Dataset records
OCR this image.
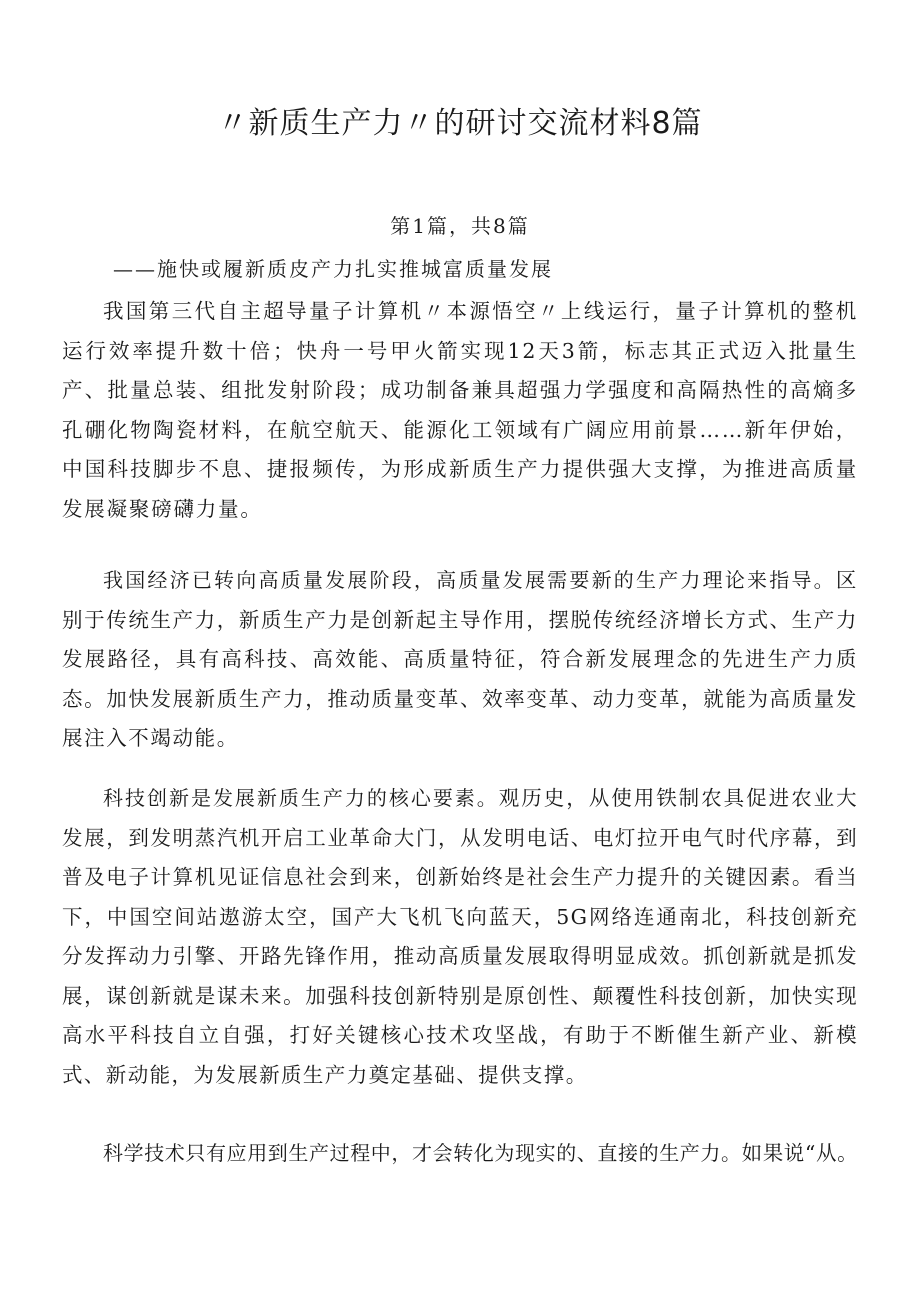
〃新质生产力〃的研讨交流材料8篇
第1篇，共8篇
——施快或履新质皮产力扎实推城富质量发展

我国第三代自主超导量子计算机〃本源悟空〃上线运行，量子计算机的整机运行效率提升数十倍；快舟一号甲火箭实现12天3箭，标志其正式迈入批量生产、批量总装、组批发射阶段；成功制备兼具超强力学强度和高隔热性的高熵多孔硼化物陶瓷材料，在航空航天、能源化工领域有广阔应用前景……新年伊始，中国科技脚步不息、捷报频传，为形成新质生产力提供强大支撑，为推进高质量发展凝聚磅礴力量。

我国经济已转向高质量发展阶段，高质量发展需要新的生产力理论来指导。区别于传统生产力，新质生产力是创新起主导作用，摆脱传统经济增长方式、生产力发展路径，具有高科技、高效能、高质量特征，符合新发展理念的先进生产力质态。加快发展新质生产力，推动质量变革、效率变革、动力变革，就能为高质量发展注入不竭动能。

科技创新是发展新质生产力的核心要素。观历史，从使用铁制农具促进农业大发展，到发明蒸汽机开启工业革命大门，从发明电话、电灯拉开电气时代序幕，到普及电子计算机见证信息社会到来，创新始终是社会生产力提升的关键因素。看当下，中国空间站遨游太空，国产大飞机飞向蓝天，5G网络连通南北，科技创新充分发挥动力引擎、开路先锋作用，推动高质量发展取得明显成效。抓创新就是抓发展，谋创新就是谋未来。加强科技创新特别是原创性、颠覆性科技创新，加快实现高水平科技自立自强，打好关键核心技术攻坚战，有助于不断催生新产业、新模式、新动能，为发展新质生产力奠定基础、提供支撑。

科学技术只有应用到生产过程中，才会转化为现实的、直接的生产力。如果说“从。
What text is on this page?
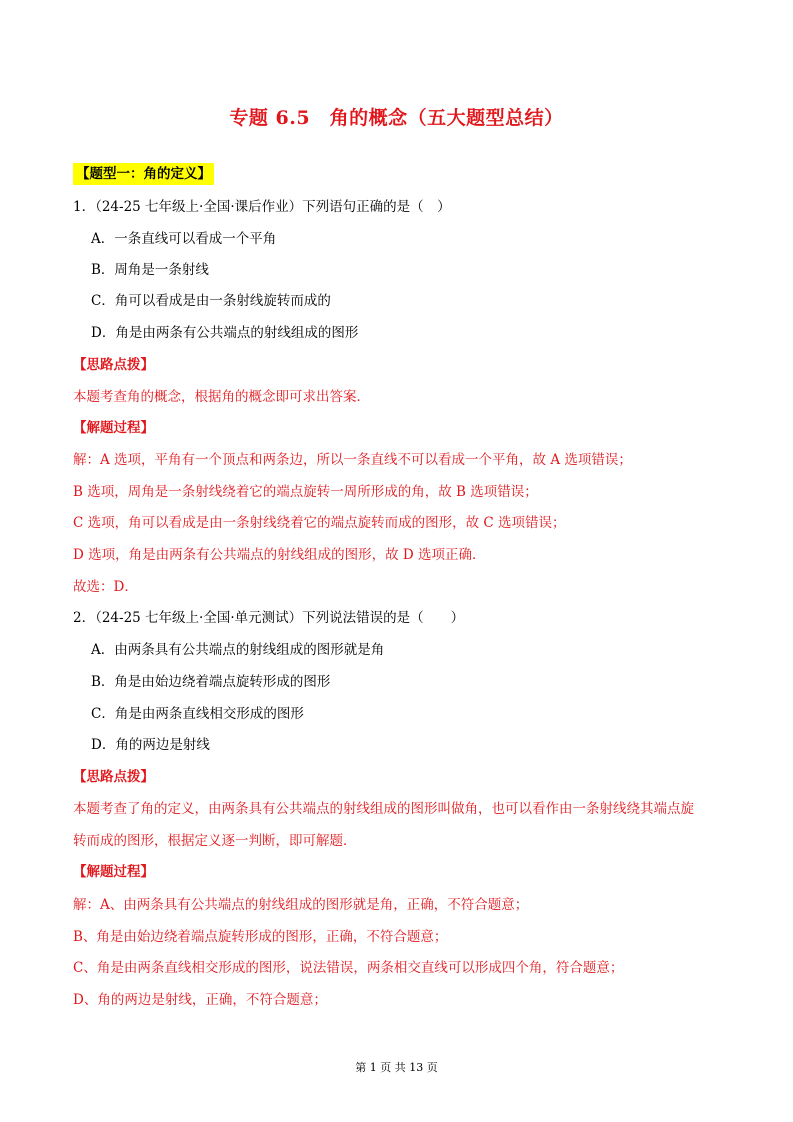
专题 6.5　角的概念（五大题型总结）

【题型一：角的定义】

1．（24-25 七年级上·全国·课后作业）下列语句正确的是（　）

A．一条直线可以看成一个平角

B．周角是一条射线

C．角可以看成是由一条射线旋转而成的

D．角是由两条有公共端点的射线组成的图形

【思路点拨】

本题考查角的概念，根据角的概念即可求出答案．

【解题过程】

解：A 选项，平角有一个顶点和两条边，所以一条直线不可以看成一个平角，故 A 选项错误；

B 选项，周角是一条射线绕着它的端点旋转一周所形成的角，故 B 选项错误；

C 选项，角可以看成是由一条射线绕着它的端点旋转而成的图形，故 C 选项错误；

D 选项，角是由两条有公共端点的射线组成的图形，故 D 选项正确．

故选：D．

2．（24-25 七年级上·全国·单元测试）下列说法错误的是（　　）

A．由两条具有公共端点的射线组成的图形就是角

B．角是由始边绕着端点旋转形成的图形

C．角是由两条直线相交形成的图形

D．角的两边是射线

【思路点拨】

本题考查了角的定义，由两条具有公共端点的射线组成的图形叫做角，也可以看作由一条射线绕其端点旋

转而成的图形，根据定义逐一判断，即可解题．

【解题过程】

解：A、由两条具有公共端点的射线组成的图形就是角，正确，不符合题意；

B、角是由始边绕着端点旋转形成的图形，正确，不符合题意；

C、角是由两条直线相交形成的图形，说法错误，两条相交直线可以形成四个角，符合题意；

D、角的两边是射线，正确，不符合题意；

第 1 页 共 13 页
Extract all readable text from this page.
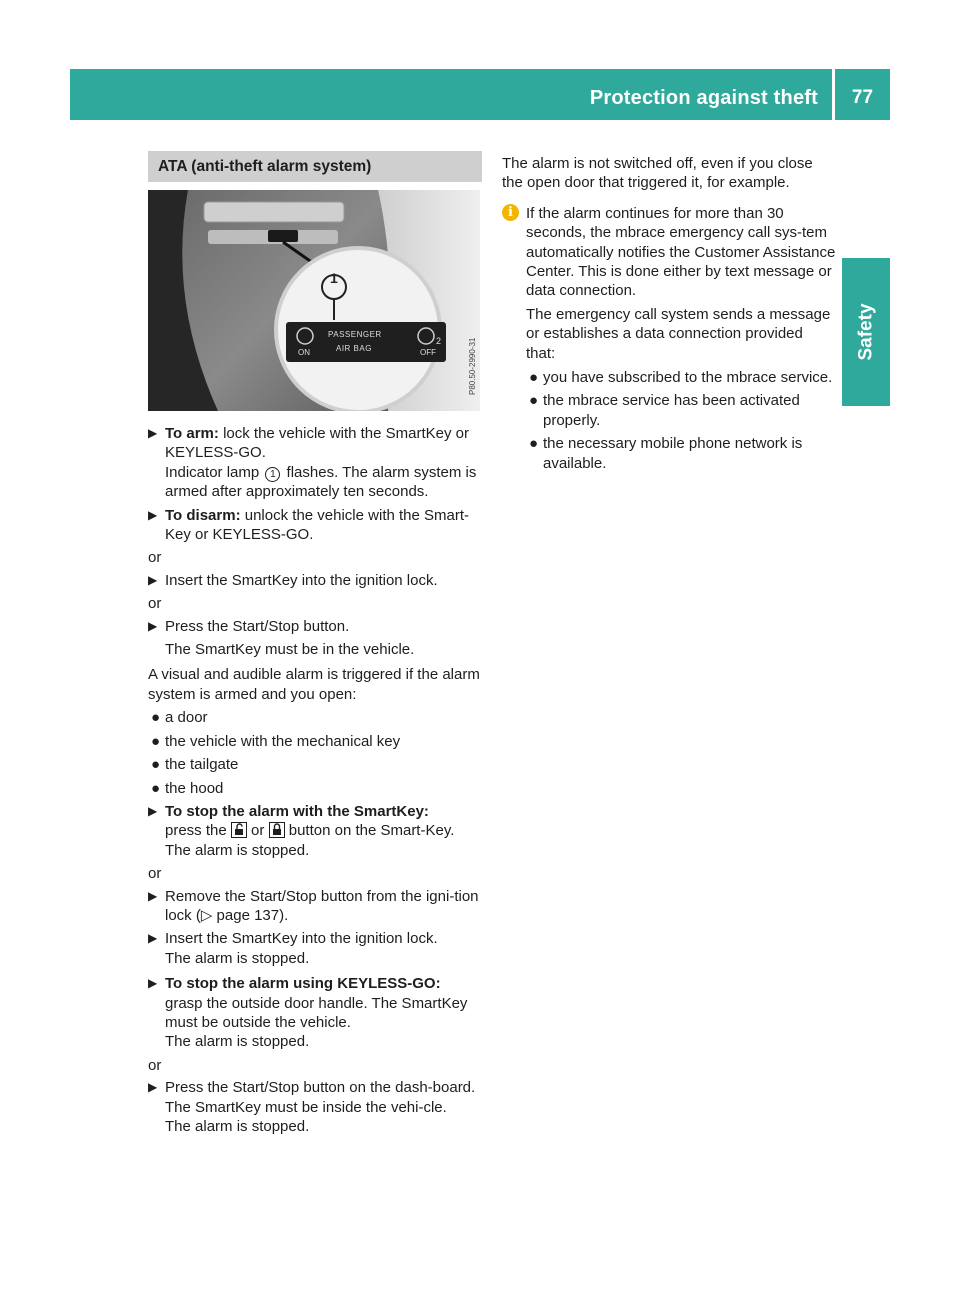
Protection against theft	77
Safety
ATA (anti-theft alarm system)
1
ON
PASSENGER
AIR BAG	OFF
2	P80.50-2990-31
▶ To arm: lock the vehicle with the SmartKey or KEYLESS-GO.
Indicator lamp 1 flashes. The alarm system is armed after approximately ten seconds.
▶ To disarm: unlock the vehicle with the Smart-Key or KEYLESS-GO.
or
▶ Insert the SmartKey into the ignition lock.
or
▶ Press the Start/Stop button.
The SmartKey must be in the vehicle.
A visual and audible alarm is triggered if the alarm system is armed and you open:
● a door
● the vehicle with the mechanical key
● the tailgate
● the hood
▶ To stop the alarm with the SmartKey:
press the  or  button on the Smart-Key.
The alarm is stopped.
or
▶ Remove the Start/Stop button from the igni-tion lock (▷ page 137).
▶ Insert the SmartKey into the ignition lock.
The alarm is stopped.
▶ To stop the alarm using KEYLESS-GO:
grasp the outside door handle. The SmartKey must be outside the vehicle.
The alarm is stopped.
or
▶ Press the Start/Stop button on the dash-board. The SmartKey must be inside the vehi-cle.
The alarm is stopped.
The alarm is not switched off, even if you close the open door that triggered it, for example.
i If the alarm continues for more than 30 seconds, the mbrace emergency call sys-tem automatically notifies the Customer Assistance Center. This is done either by text message or data connection.
The emergency call system sends a message or establishes a data connection provided that:
● you have subscribed to the mbrace service.
● the mbrace service has been activated properly.
● the necessary mobile phone network is available.
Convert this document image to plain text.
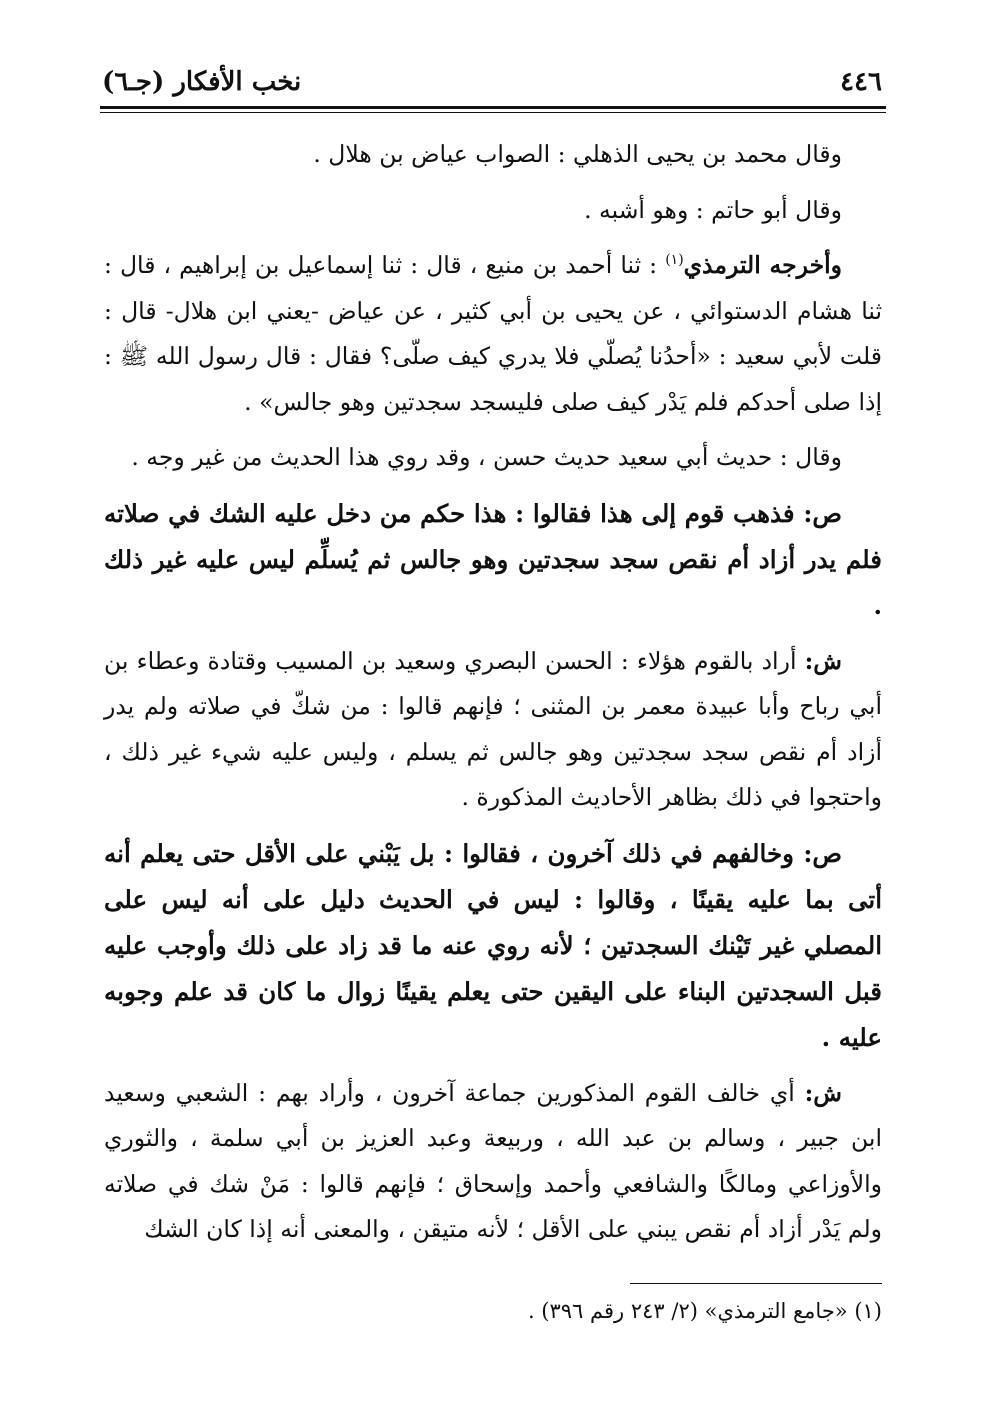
٤٤٦
نخب الأفكار (جـ٦)

وقال محمد بن يحيى الذهلي : الصواب عياض بن هلال .

وقال أبو حاتم : وهو أشبه .

وأخرجه الترمذي$^{(١)}$ : ثنا أحمد بن منيع ، قال : ثنا إسماعيل بن إبراهيم ، قال : ثنا هشام الدستوائي ، عن يحيى بن أبي كثير ، عن عياض -يعني ابن هلال- قال : قلت لأبي سعيد : «أحدُنا يُصلّي فلا يدري كيف صلّى؟ فقال : قال رسول الله ﷺ : إذا صلى أحدكم فلم يَدْر كيف صلى فليسجد سجدتين وهو جالس» .

وقال : حديث أبي سعيد حديث حسن ، وقد روي هذا الحديث من غير وجه .

ص: فذهب قوم إلى هذا فقالوا : هذا حكم من دخل عليه الشك في صلاته فلم يدر أزاد أم نقص سجد سجدتين وهو جالس ثم يُسلِّم ليس عليه غير ذلك .

ش: أراد بالقوم هؤلاء : الحسن البصري وسعيد بن المسيب وقتادة وعطاء بن أبي رباح وأبا عبيدة معمر بن المثنى ؛ فإنهم قالوا : من شكّ في صلاته ولم يدر أزاد أم نقص سجد سجدتين وهو جالس ثم يسلم ، وليس عليه شيء غير ذلك ، واحتجوا في ذلك بظاهر الأحاديث المذكورة .

ص: وخالفهم في ذلك آخرون ، فقالوا : بل يَبْني على الأقل حتى يعلم أنه أتى بما عليه يقينًا ، وقالوا : ليس في الحديث دليل على أنه ليس على المصلي غير تَيْنك السجدتين ؛ لأنه روي عنه ما قد زاد على ذلك وأوجب عليه قبل السجدتين البناء على اليقين حتى يعلم يقينًا زوال ما كان قد علم وجوبه عليه .

ش: أي خالف القوم المذكورين جماعة آخرون ، وأراد بهم : الشعبي وسعيد ابن جبير ، وسالم بن عبد الله ، وربيعة وعبد العزيز بن أبي سلمة ، والثوري والأوزاعي ومالكًا والشافعي وأحمد وإسحاق ؛ فإنهم قالوا : مَنْ شك في صلاته ولم يَدْر أزاد أم نقص يبني على الأقل ؛ لأنه متيقن ، والمعنى أنه إذا كان الشك

(١) «جامع الترمذي» (٢/ ٢٤٣ رقم ٣٩٦) .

Exercise - Write out, exactly as given, the line containing "Convert this document image to plain text." and every line after it through the end, with no pictures.

Answer to the problem -
Convert this document image to plain text.
٤٤٦
نخب الأفكار (جـ٦)

وقال محمد بن يحيى الذهلي : الصواب عياض بن هلال .

وقال أبو حاتم : وهو أشبه .

وأخرجه الترمذي$^{(١)}$ : ثنا أحمد بن منيع ، قال : ثنا إسماعيل بن إبراهيم ، قال : ثنا هشام الدستوائي ، عن يحيى بن أبي كثير ، عن عياض -يعني ابن هلال- قال : قلت لأبي سعيد : «أحدُنا يُصلّي فلا يدري كيف صلّى؟ فقال : قال رسول الله ﷺ : إذا صلى أحدكم فلم يَدْر كيف صلى فليسجد سجدتين وهو جالس» .

وقال : حديث أبي سعيد حديث حسن ، وقد روي هذا الحديث من غير وجه .

ص: فذهب قوم إلى هذا فقالوا : هذا حكم من دخل عليه الشك في صلاته فلم يدر أزاد أم نقص سجد سجدتين وهو جالس ثم يُسلِّم ليس عليه غير ذلك .

ش: أراد بالقوم هؤلاء : الحسن البصري وسعيد بن المسيب وقتادة وعطاء بن أبي رباح وأبا عبيدة معمر بن المثنى ؛ فإنهم قالوا : من شكّ في صلاته ولم يدر أزاد أم نقص سجد سجدتين وهو جالس ثم يسلم ، وليس عليه شيء غير ذلك ، واحتجوا في ذلك بظاهر الأحاديث المذكورة .

ص: وخالفهم في ذلك آخرون ، فقالوا : بل يَبْني على الأقل حتى يعلم أنه أتى بما عليه يقينًا ، وقالوا : ليس في الحديث دليل على أنه ليس على المصلي غير تَيْنك السجدتين ؛ لأنه روي عنه ما قد زاد على ذلك وأوجب عليه قبل السجدتين البناء على اليقين حتى يعلم يقينًا زوال ما كان قد علم وجوبه عليه .

ش: أي خالف القوم المذكورين جماعة آخرون ، وأراد بهم : الشعبي وسعيد ابن جبير ، وسالم بن عبد الله ، وربيعة وعبد العزيز بن أبي سلمة ، والثوري والأوزاعي ومالكًا والشافعي وأحمد وإسحاق ؛ فإنهم قالوا : مَنْ شك في صلاته ولم يَدْر أزاد أم نقص يبني على الأقل ؛ لأنه متيقن ، والمعنى أنه إذا كان الشك

(١) «جامع الترمذي» (٢/ ٢٤٣ رقم ٣٩٦) .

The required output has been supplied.